[Written task]:
Locate every line that holds the string "structure" and copy it.

══ Source data

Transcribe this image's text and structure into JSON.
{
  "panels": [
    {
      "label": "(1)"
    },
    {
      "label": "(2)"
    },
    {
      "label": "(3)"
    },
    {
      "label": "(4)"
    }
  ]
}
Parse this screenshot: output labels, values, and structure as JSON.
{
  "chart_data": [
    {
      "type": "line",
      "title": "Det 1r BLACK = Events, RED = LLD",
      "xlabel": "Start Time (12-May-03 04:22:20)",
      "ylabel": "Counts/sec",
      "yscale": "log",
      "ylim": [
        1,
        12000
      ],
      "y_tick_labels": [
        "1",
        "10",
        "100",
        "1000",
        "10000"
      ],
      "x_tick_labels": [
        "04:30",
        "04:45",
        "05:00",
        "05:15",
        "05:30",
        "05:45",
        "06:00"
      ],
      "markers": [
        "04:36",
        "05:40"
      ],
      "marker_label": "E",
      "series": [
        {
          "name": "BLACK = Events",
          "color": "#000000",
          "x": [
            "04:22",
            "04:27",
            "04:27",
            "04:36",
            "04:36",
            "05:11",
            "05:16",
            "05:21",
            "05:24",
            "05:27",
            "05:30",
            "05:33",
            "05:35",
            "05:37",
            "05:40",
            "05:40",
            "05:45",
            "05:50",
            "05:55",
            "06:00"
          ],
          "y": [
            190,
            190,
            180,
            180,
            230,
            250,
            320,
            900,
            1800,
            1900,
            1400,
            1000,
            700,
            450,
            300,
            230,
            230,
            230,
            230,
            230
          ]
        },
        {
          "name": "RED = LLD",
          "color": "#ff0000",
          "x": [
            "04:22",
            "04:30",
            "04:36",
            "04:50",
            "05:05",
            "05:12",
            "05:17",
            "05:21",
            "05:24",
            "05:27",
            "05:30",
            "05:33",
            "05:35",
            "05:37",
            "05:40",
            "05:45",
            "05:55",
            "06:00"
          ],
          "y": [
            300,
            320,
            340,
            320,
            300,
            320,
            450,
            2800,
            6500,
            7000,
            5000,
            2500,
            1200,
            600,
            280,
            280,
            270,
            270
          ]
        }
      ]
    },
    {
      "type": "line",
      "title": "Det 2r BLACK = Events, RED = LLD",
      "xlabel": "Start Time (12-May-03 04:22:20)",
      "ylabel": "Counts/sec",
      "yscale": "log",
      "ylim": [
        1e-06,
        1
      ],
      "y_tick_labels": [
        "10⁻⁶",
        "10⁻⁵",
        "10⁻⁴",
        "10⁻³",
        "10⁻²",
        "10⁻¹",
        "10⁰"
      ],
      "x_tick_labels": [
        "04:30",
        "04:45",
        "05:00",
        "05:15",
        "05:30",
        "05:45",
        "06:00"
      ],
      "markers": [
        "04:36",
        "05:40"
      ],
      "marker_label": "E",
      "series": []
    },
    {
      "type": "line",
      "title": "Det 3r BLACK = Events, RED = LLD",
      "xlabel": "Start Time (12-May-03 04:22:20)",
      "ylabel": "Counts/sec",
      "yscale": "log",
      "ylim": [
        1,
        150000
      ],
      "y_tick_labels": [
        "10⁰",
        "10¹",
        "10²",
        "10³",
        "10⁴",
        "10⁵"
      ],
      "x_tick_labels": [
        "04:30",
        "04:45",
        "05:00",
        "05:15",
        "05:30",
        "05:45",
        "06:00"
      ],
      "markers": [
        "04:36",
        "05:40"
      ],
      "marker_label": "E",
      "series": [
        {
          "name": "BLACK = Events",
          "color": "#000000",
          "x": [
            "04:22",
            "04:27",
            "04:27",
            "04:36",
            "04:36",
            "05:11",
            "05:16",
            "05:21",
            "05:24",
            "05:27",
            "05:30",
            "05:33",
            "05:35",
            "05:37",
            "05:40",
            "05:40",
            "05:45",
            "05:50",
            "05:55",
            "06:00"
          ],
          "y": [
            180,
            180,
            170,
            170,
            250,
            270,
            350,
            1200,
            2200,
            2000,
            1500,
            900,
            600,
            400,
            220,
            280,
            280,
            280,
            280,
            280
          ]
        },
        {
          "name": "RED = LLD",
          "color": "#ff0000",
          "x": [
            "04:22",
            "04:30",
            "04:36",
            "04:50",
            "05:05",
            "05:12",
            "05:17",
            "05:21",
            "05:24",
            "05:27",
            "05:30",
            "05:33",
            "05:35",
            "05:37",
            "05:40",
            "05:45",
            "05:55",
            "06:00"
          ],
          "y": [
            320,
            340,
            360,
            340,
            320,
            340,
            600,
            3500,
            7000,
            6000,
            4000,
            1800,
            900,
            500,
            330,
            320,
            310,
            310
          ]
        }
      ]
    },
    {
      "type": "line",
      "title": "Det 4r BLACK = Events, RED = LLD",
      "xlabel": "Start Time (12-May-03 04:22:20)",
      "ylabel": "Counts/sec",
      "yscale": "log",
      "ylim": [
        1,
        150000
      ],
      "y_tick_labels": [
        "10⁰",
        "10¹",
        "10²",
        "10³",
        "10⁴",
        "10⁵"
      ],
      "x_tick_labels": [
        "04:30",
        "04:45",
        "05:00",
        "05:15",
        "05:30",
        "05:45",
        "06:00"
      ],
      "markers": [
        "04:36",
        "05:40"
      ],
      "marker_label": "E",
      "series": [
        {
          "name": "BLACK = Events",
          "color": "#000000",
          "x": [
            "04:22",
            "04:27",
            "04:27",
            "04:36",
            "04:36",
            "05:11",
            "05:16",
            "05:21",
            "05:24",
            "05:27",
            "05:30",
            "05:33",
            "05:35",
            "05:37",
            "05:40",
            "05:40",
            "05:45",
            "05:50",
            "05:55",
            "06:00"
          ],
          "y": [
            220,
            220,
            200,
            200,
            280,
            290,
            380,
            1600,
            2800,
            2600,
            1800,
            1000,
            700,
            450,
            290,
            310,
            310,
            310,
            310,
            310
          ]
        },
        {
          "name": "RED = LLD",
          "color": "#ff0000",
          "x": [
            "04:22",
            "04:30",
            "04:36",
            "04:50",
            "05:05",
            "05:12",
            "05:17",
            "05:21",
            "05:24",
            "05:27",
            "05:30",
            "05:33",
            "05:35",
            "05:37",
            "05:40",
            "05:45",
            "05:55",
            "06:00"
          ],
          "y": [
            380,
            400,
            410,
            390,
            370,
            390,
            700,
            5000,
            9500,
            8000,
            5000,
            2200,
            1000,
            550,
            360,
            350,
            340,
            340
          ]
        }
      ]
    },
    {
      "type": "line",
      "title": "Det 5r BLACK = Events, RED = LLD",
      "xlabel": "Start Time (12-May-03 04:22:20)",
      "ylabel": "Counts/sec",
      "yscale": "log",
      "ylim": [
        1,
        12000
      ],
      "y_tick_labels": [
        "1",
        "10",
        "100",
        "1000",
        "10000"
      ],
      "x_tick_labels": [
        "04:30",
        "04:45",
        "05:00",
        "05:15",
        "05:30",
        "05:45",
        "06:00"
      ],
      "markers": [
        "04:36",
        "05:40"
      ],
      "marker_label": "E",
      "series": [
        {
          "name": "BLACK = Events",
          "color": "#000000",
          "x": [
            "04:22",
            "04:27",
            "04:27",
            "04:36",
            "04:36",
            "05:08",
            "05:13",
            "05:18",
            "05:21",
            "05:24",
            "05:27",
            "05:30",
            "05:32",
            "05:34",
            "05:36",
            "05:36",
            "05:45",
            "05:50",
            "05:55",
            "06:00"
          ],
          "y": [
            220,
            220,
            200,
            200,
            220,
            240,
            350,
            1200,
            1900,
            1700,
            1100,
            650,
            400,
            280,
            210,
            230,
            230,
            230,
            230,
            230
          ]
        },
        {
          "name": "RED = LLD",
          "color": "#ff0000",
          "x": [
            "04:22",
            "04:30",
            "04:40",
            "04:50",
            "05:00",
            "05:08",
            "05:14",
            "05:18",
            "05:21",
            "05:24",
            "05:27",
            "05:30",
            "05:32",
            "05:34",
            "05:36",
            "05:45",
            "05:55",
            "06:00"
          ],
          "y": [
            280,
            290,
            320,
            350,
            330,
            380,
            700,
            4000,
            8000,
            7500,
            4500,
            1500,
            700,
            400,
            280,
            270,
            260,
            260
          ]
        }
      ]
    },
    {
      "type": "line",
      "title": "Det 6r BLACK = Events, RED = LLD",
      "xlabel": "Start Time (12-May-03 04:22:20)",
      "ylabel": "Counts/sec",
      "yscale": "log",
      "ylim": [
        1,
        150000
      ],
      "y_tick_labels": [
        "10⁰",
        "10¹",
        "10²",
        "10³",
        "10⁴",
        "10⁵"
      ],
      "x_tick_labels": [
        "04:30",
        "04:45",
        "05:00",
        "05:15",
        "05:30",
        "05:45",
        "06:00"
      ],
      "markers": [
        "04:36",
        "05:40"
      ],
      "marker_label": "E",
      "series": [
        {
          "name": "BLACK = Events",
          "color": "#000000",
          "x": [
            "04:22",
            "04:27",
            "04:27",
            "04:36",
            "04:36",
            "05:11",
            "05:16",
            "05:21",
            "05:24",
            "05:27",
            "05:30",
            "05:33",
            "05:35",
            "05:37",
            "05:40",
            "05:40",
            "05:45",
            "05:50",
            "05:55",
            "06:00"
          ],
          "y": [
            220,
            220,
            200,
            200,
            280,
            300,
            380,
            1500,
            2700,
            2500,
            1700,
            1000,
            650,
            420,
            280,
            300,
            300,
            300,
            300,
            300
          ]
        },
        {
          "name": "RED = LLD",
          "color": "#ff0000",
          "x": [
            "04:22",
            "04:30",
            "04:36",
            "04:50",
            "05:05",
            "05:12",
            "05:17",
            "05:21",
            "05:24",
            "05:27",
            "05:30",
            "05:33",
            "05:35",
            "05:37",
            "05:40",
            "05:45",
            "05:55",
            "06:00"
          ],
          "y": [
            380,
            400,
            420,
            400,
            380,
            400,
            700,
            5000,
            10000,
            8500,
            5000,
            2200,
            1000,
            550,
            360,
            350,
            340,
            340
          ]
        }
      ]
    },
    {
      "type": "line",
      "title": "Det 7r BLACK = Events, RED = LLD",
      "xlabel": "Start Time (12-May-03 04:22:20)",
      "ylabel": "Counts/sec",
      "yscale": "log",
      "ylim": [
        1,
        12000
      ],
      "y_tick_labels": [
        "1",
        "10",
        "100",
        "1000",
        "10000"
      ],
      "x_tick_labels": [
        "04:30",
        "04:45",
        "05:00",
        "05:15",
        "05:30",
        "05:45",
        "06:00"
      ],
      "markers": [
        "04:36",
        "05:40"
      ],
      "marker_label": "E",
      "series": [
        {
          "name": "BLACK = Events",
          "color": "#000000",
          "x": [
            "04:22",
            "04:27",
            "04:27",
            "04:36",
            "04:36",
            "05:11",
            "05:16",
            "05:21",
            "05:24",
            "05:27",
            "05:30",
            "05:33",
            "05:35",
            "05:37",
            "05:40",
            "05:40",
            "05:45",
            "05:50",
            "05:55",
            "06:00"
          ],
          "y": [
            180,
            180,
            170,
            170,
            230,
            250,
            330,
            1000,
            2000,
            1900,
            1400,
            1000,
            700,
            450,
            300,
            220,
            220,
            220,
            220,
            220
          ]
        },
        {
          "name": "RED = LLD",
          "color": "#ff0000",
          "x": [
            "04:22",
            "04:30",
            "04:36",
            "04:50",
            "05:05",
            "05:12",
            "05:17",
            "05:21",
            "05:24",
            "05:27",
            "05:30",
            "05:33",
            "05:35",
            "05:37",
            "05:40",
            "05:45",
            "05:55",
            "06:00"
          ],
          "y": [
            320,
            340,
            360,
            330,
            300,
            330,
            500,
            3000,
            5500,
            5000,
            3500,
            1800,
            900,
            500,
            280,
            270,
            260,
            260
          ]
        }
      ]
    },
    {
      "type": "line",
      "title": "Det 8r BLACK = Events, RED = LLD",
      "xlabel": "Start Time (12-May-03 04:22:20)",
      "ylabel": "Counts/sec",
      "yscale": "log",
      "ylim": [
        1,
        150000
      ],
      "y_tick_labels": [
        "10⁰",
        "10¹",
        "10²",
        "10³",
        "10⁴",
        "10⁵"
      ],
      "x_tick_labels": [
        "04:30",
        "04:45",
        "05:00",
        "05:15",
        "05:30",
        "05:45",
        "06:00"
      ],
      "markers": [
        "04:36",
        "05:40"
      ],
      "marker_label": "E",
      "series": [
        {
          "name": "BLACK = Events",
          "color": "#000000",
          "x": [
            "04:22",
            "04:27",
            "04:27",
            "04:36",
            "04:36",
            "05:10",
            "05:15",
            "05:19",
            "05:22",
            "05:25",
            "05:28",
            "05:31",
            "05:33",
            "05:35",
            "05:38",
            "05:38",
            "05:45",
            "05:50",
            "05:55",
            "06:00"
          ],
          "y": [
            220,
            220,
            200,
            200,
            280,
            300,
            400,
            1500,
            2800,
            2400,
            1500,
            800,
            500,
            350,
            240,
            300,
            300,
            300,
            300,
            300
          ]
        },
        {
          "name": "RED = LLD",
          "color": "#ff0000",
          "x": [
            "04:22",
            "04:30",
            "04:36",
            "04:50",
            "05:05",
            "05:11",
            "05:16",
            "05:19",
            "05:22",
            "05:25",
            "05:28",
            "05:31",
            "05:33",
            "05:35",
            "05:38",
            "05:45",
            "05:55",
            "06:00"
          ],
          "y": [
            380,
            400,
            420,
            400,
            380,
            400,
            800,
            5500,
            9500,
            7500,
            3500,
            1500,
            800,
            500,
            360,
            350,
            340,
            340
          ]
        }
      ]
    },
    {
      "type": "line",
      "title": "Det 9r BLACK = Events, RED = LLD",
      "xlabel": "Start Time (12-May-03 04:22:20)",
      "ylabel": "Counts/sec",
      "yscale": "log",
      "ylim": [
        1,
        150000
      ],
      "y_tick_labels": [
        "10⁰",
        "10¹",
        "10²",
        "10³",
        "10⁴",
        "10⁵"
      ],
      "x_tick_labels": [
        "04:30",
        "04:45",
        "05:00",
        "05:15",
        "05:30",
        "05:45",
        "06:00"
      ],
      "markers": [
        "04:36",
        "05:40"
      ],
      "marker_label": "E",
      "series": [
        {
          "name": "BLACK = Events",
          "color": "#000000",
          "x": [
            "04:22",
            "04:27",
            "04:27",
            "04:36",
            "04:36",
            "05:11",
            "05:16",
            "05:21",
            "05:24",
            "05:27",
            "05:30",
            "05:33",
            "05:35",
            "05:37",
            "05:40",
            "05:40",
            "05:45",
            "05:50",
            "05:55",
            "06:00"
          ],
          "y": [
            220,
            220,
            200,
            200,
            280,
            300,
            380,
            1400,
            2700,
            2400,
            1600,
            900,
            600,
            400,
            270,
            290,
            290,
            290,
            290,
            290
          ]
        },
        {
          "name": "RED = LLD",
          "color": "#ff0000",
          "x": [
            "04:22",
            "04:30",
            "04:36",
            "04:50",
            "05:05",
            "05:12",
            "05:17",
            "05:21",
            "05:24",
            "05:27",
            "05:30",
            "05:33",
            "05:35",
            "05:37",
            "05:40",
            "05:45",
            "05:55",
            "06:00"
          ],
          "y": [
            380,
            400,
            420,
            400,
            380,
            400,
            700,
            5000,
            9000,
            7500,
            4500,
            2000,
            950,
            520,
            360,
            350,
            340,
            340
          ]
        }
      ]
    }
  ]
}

════

[Result of this exercise]:
Transcribe this image's text and structure into JSON.
Parse this screenshot: output labels, values, and structure as JSON.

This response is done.